Compile every line that includes the word "субсидии".

--- BEGIN MATERIAL PROVIDED ---

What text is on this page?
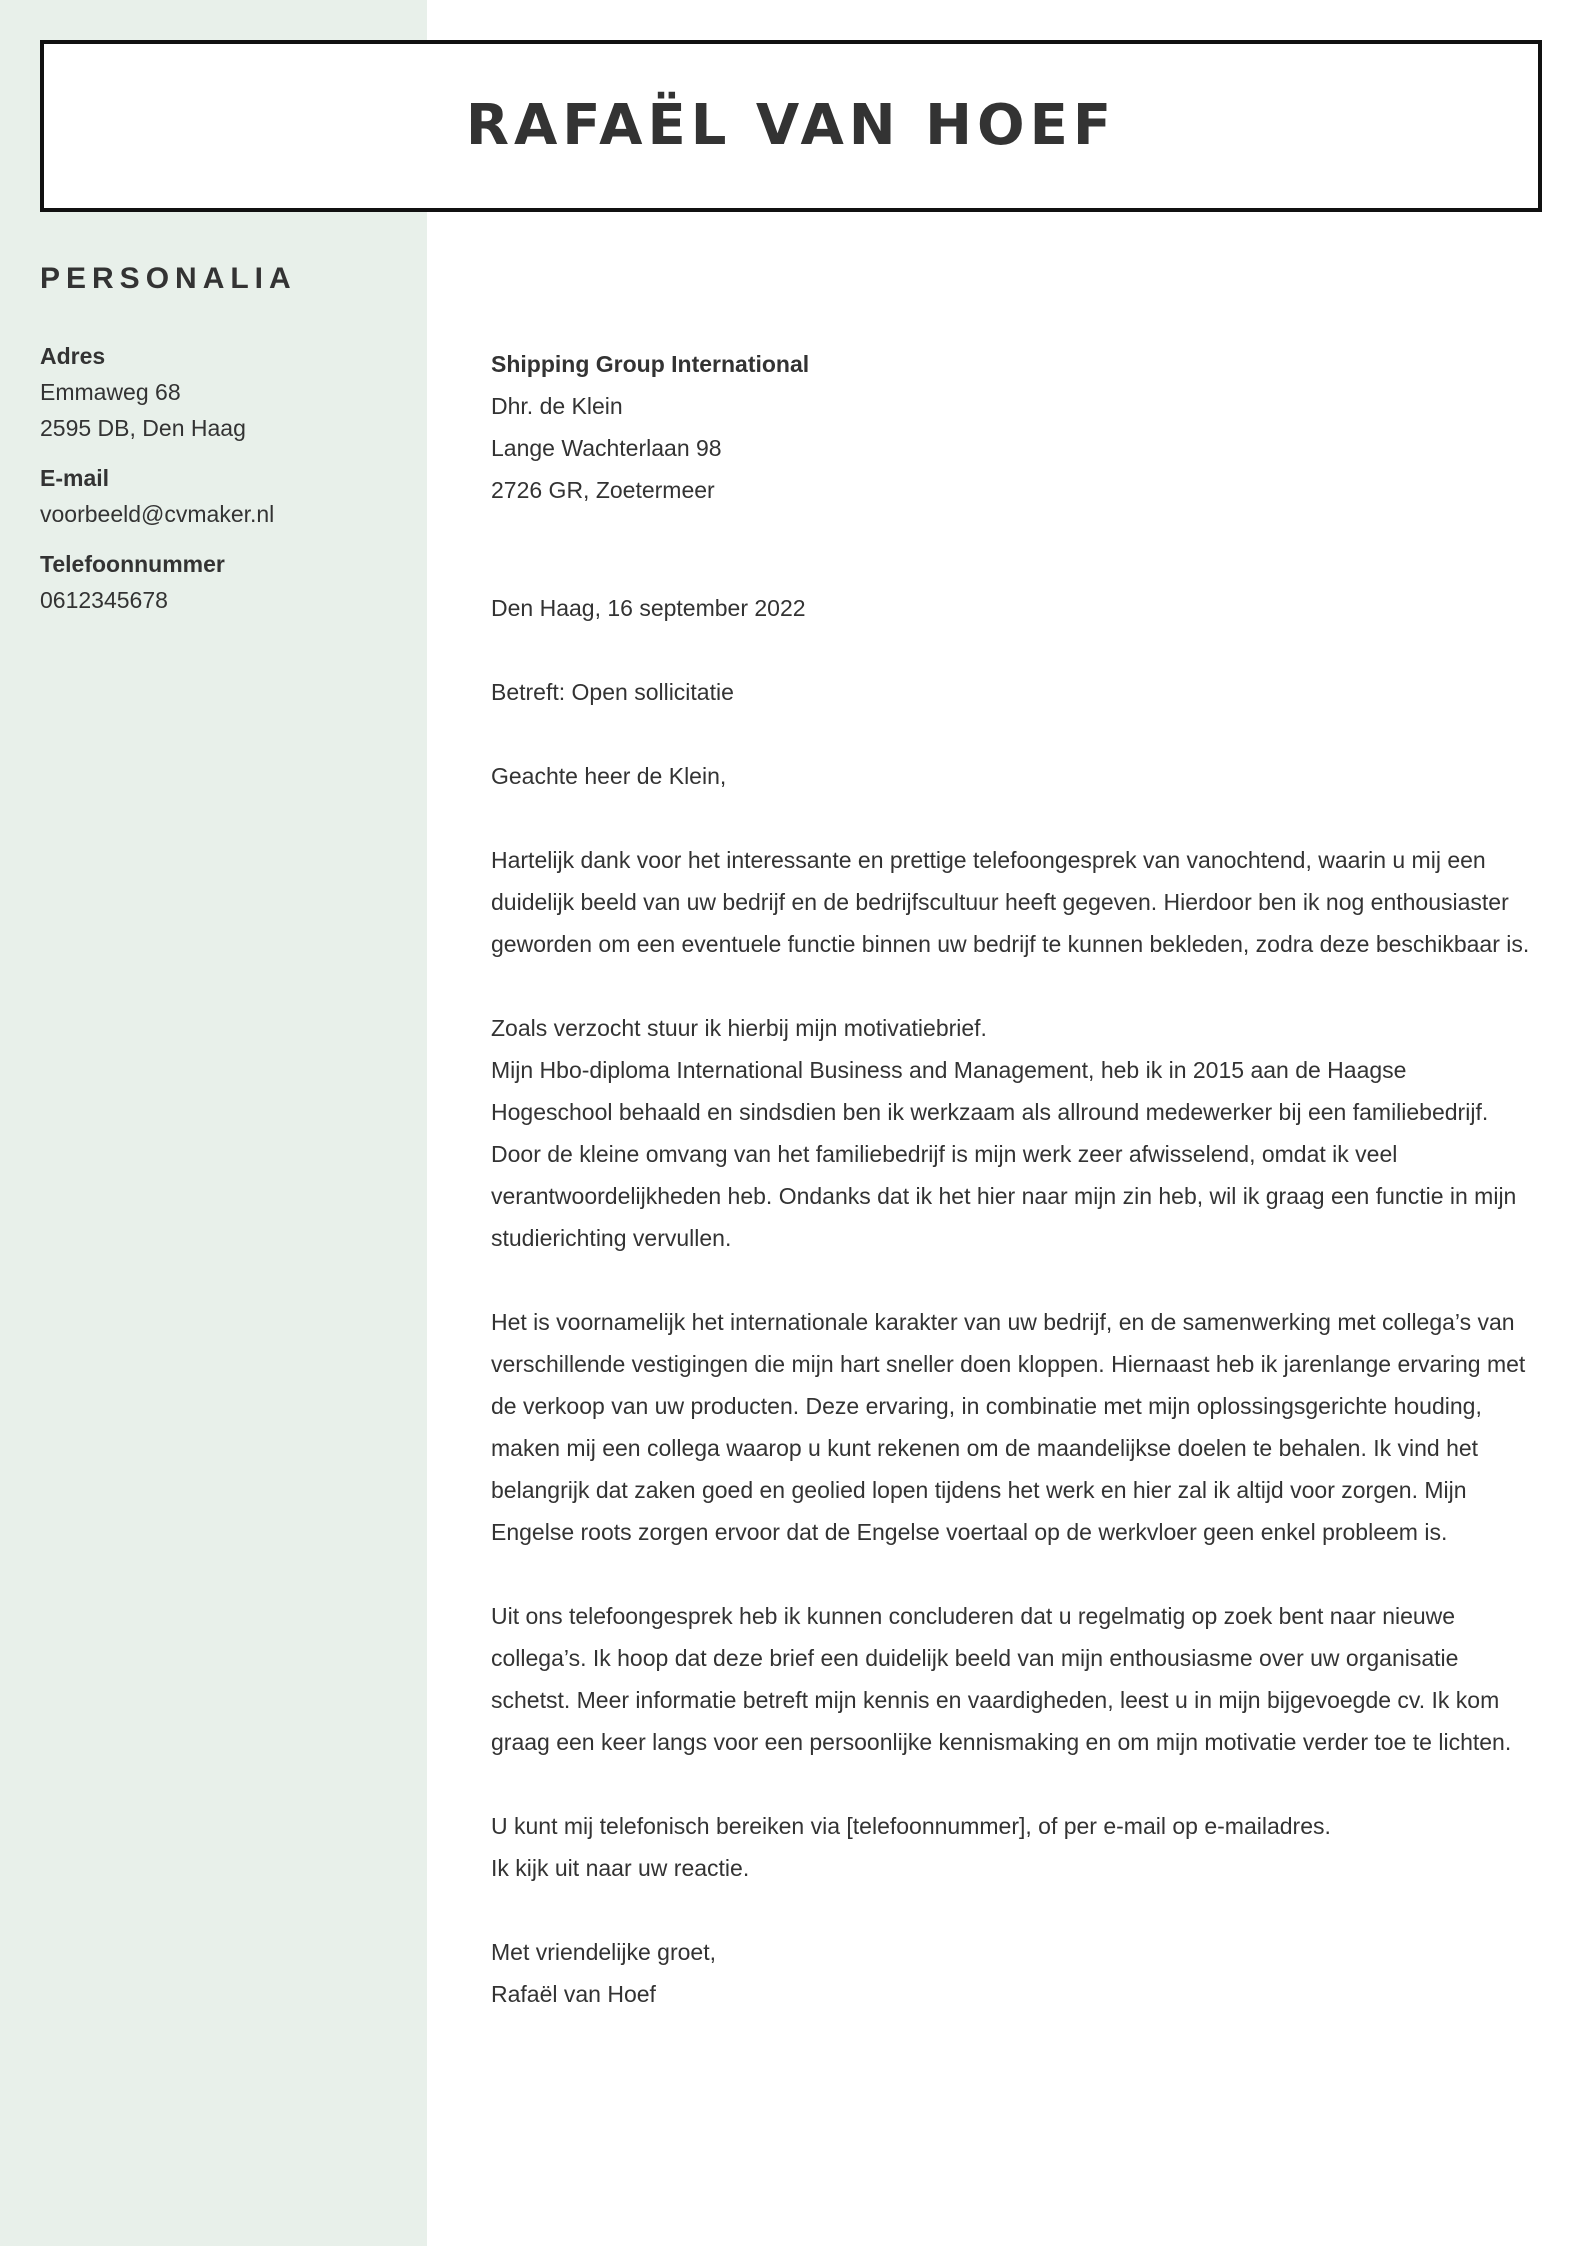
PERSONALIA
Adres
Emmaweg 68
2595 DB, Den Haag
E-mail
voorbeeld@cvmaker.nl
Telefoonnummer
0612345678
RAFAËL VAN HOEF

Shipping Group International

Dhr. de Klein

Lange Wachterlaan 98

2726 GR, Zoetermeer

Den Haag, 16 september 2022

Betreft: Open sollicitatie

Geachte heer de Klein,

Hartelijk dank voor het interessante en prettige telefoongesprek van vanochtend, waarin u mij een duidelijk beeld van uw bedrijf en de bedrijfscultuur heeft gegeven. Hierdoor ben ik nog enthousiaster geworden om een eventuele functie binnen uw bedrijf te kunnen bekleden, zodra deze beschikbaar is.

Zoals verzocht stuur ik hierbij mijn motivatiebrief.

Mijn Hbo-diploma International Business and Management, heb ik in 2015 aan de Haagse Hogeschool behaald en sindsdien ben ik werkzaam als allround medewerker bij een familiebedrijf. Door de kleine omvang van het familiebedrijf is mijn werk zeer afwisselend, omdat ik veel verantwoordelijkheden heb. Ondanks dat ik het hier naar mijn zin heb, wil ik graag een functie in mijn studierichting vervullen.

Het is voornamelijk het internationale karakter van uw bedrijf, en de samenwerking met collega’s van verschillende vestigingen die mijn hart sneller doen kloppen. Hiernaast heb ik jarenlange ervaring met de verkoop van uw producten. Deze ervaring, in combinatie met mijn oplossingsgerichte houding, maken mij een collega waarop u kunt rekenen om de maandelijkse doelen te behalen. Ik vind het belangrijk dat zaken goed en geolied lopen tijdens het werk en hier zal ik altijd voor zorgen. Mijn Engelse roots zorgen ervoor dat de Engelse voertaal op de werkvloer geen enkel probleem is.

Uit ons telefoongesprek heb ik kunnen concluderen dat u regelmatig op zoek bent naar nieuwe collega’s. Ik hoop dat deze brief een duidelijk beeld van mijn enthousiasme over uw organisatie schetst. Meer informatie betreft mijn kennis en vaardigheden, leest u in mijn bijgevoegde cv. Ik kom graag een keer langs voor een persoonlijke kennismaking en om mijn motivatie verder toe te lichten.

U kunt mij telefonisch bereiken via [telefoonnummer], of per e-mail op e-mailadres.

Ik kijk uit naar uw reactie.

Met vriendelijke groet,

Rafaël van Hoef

--- END MATERIAL PROVIDED ---
--- BEGIN MATERIAL PROVIDED ---

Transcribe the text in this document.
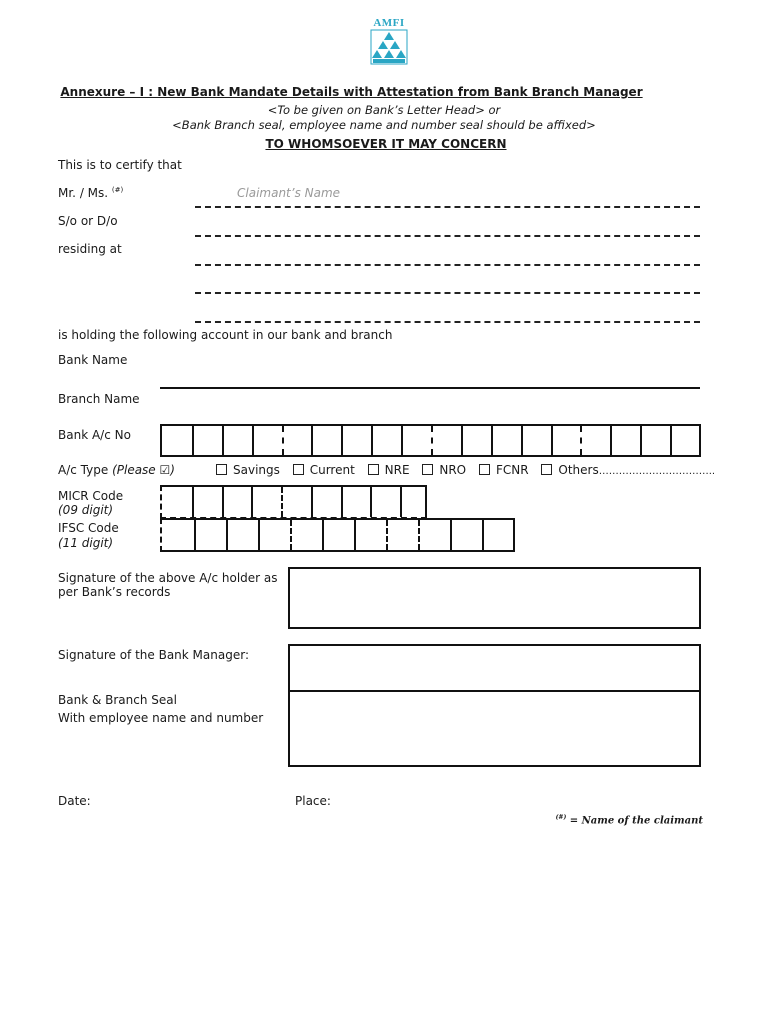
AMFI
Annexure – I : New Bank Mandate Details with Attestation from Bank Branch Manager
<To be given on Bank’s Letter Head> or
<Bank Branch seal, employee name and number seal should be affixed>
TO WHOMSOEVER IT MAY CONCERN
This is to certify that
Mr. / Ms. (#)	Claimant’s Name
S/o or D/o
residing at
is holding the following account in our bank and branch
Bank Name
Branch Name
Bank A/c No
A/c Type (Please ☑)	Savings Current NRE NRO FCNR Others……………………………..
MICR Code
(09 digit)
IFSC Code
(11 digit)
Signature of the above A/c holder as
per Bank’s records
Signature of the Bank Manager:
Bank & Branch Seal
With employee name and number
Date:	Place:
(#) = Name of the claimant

--- END MATERIAL PROVIDED ---
--- BEGIN MATERIAL PROVIDED ---

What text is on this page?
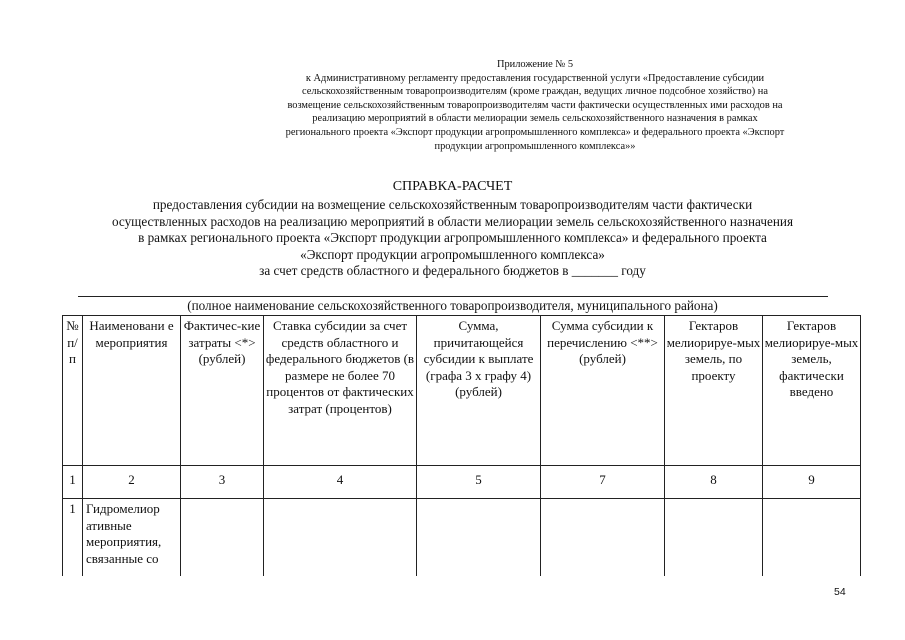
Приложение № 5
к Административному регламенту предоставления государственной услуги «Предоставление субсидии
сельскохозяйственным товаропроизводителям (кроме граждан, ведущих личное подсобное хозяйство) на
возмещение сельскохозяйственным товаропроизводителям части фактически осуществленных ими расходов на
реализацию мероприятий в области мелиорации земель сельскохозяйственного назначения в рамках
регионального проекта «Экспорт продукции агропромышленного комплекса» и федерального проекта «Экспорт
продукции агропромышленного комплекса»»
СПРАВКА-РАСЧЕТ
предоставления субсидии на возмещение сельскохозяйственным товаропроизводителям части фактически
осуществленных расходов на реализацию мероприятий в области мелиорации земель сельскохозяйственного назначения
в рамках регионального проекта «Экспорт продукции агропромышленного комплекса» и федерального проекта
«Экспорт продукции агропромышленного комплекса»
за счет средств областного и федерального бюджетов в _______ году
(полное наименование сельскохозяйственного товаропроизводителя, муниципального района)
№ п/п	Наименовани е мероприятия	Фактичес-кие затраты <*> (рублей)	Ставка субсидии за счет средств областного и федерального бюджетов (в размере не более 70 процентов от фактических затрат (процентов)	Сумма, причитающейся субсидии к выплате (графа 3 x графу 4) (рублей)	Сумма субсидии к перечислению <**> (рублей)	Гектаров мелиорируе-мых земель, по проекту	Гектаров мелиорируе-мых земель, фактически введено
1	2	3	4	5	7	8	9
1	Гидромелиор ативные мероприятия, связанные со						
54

--- END MATERIAL PROVIDED ---

• **RESPONSE**:
к Административному регламенту предоставления государственной услуги «Предоставление субсидии
предоставления субсидии на возмещение сельскохозяйственным товаропроизводителям части фактически
№ п/п	Наименовани е мероприятия	Фактичес-кие затраты <*> (рублей)	Ставка субсидии за счет средств областного и федерального бюджетов (в размере не более 70 процентов от фактических затрат (процентов)	Сумма, причитающейся субсидии к выплате (графа 3 x графу 4) (рублей)	Сумма субсидии к перечислению <**> (рублей)	Гектаров мелиорируе-мых земель, по проекту	Гектаров мелиорируе-мых земель, фактически введено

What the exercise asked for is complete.